EXERCISE DATA
begin
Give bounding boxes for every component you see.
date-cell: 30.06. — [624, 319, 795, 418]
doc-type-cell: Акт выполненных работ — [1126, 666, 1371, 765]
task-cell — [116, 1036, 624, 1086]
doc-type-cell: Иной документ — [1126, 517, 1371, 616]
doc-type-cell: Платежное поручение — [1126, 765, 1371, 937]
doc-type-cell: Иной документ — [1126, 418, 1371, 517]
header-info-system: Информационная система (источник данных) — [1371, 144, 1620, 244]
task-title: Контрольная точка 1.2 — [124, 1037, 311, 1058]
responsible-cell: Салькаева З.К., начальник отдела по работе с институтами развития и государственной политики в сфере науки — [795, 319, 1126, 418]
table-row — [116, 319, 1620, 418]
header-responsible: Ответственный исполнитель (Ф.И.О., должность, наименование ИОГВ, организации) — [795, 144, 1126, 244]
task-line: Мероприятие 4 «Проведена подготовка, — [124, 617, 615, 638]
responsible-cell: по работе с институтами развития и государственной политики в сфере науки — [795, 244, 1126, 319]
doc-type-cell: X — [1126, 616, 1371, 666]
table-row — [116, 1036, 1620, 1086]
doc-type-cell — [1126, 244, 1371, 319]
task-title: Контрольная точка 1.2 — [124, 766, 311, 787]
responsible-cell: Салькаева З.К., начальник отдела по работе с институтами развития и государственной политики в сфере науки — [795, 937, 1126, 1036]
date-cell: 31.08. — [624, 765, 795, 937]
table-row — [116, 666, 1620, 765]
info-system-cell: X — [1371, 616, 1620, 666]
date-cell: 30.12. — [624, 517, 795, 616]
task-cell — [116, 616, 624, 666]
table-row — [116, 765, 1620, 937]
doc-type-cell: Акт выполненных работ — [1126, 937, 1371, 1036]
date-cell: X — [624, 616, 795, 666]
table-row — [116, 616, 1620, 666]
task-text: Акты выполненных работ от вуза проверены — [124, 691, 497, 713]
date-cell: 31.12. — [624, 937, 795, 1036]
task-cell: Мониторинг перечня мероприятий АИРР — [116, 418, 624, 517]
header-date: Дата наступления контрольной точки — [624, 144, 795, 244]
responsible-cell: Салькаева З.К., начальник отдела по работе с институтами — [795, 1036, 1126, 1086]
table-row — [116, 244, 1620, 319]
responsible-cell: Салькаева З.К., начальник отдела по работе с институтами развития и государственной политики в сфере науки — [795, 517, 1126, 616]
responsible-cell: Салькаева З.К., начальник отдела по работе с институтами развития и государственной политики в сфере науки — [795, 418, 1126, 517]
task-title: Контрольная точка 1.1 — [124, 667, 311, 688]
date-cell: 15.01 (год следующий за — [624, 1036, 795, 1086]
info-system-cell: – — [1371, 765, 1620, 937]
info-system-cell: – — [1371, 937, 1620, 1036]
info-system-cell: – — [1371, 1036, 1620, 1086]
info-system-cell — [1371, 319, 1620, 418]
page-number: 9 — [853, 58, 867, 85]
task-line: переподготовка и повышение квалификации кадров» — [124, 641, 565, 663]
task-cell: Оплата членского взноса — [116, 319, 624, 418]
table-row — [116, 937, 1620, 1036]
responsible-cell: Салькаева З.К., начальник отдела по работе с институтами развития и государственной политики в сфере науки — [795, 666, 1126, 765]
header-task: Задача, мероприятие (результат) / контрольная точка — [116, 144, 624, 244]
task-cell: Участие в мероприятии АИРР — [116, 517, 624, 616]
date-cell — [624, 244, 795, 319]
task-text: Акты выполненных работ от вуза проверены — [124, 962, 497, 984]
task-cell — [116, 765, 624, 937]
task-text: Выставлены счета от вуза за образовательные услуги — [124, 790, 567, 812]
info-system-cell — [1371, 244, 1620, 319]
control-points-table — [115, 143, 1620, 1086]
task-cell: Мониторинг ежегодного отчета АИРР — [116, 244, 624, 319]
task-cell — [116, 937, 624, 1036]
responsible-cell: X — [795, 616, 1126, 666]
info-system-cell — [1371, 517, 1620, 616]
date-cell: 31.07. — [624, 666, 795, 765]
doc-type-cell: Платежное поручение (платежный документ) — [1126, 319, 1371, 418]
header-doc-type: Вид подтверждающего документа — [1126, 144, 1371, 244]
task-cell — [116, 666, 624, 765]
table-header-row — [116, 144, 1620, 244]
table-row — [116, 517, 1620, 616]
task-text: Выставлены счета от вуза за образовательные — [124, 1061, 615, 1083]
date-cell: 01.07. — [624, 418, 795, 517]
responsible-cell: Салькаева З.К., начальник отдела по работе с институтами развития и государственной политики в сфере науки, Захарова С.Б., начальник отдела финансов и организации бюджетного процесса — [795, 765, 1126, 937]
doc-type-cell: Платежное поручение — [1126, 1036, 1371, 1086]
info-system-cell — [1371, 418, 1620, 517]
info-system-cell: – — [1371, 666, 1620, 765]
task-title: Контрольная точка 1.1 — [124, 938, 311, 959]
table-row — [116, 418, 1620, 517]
end
PROBLEM
Copy out every line of the listing above without changing anything.

WRITTEN SOLUTION
Give bounding boxes for every component you see.
date-cell: 30.06. — [624, 319, 795, 418]
doc-type-cell: Акт выполненных работ — [1126, 666, 1371, 765]
task-cell — [116, 1036, 624, 1086]
doc-type-cell: Иной документ — [1126, 517, 1371, 616]
doc-type-cell: Платежное поручение — [1126, 765, 1371, 937]
doc-type-cell: Иной документ — [1126, 418, 1371, 517]
header-info-system: Информационная система (источник данных) — [1371, 144, 1620, 244]
task-title: Контрольная точка 1.2 — [124, 1037, 311, 1058]
responsible-cell: Салькаева З.К., начальник отдела по работе с институтами развития и государственной политики в сфере науки — [795, 319, 1126, 418]
table-row — [116, 319, 1620, 418]
header-responsible: Ответственный исполнитель (Ф.И.О., должность, наименование ИОГВ, организации) — [795, 144, 1126, 244]
task-line: Мероприятие 4 «Проведена подготовка, — [124, 617, 615, 638]
responsible-cell: по работе с институтами развития и государственной политики в сфере науки — [795, 244, 1126, 319]
doc-type-cell: X — [1126, 616, 1371, 666]
table-row — [116, 1036, 1620, 1086]
doc-type-cell — [1126, 244, 1371, 319]
task-title: Контрольная точка 1.2 — [124, 766, 311, 787]
responsible-cell: Салькаева З.К., начальник отдела по работе с институтами развития и государственной политики в сфере науки — [795, 937, 1126, 1036]
date-cell: 31.08. — [624, 765, 795, 937]
table-row — [116, 666, 1620, 765]
info-system-cell: X — [1371, 616, 1620, 666]
date-cell: 30.12. — [624, 517, 795, 616]
task-cell — [116, 616, 624, 666]
table-row — [116, 765, 1620, 937]
doc-type-cell: Акт выполненных работ — [1126, 937, 1371, 1036]
date-cell: X — [624, 616, 795, 666]
table-row — [116, 616, 1620, 666]
task-text: Акты выполненных работ от вуза проверены — [124, 691, 497, 713]
date-cell: 31.12. — [624, 937, 795, 1036]
task-cell: Мониторинг перечня мероприятий АИРР — [116, 418, 624, 517]
header-date: Дата наступления контрольной точки — [624, 144, 795, 244]
responsible-cell: Салькаева З.К., начальник отдела по работе с институтами — [795, 1036, 1126, 1086]
table-row — [116, 244, 1620, 319]
responsible-cell: Салькаева З.К., начальник отдела по работе с институтами развития и государственной политики в сфере науки — [795, 517, 1126, 616]
responsible-cell: Салькаева З.К., начальник отдела по работе с институтами развития и государственной политики в сфере науки — [795, 418, 1126, 517]
task-title: Контрольная точка 1.1 — [124, 667, 311, 688]
date-cell: 15.01 (год следующий за — [624, 1036, 795, 1086]
info-system-cell: – — [1371, 765, 1620, 937]
info-system-cell: – — [1371, 937, 1620, 1036]
info-system-cell: – — [1371, 1036, 1620, 1086]
info-system-cell — [1371, 319, 1620, 418]
page-number: 9 — [853, 58, 867, 85]
task-line: переподготовка и повышение квалификации кадров» — [124, 641, 565, 663]
task-cell: Оплата членского взноса — [116, 319, 624, 418]
table-row — [116, 937, 1620, 1036]
responsible-cell: Салькаева З.К., начальник отдела по работе с институтами развития и государственной политики в сфере науки — [795, 666, 1126, 765]
header-task: Задача, мероприятие (результат) / контрольная точка — [116, 144, 624, 244]
task-cell: Участие в мероприятии АИРР — [116, 517, 624, 616]
date-cell — [624, 244, 795, 319]
task-text: Акты выполненных работ от вуза проверены — [124, 962, 497, 984]
task-cell — [116, 765, 624, 937]
task-text: Выставлены счета от вуза за образовательные услуги — [124, 790, 567, 812]
info-system-cell — [1371, 244, 1620, 319]
control-points-table — [115, 143, 1620, 1086]
task-cell: Мониторинг ежегодного отчета АИРР — [116, 244, 624, 319]
task-cell — [116, 937, 624, 1036]
responsible-cell: X — [795, 616, 1126, 666]
info-system-cell — [1371, 517, 1620, 616]
date-cell: 31.07. — [624, 666, 795, 765]
doc-type-cell: Платежное поручение (платежный документ) — [1126, 319, 1371, 418]
header-doc-type: Вид подтверждающего документа — [1126, 144, 1371, 244]
task-cell — [116, 666, 624, 765]
table-header-row — [116, 144, 1620, 244]
table-row — [116, 517, 1620, 616]
task-text: Выставлены счета от вуза за образовательные — [124, 1061, 615, 1083]
date-cell: 01.07. — [624, 418, 795, 517]
responsible-cell: Салькаева З.К., начальник отдела по работе с институтами развития и государственной политики в сфере науки, Захарова С.Б., начальник отдела финансов и организации бюджетного процесса — [795, 765, 1126, 937]
doc-type-cell: Платежное поручение — [1126, 1036, 1371, 1086]
info-system-cell — [1371, 418, 1620, 517]
info-system-cell: – — [1371, 666, 1620, 765]
task-title: Контрольная точка 1.1 — [124, 938, 311, 959]
table-row — [116, 418, 1620, 517]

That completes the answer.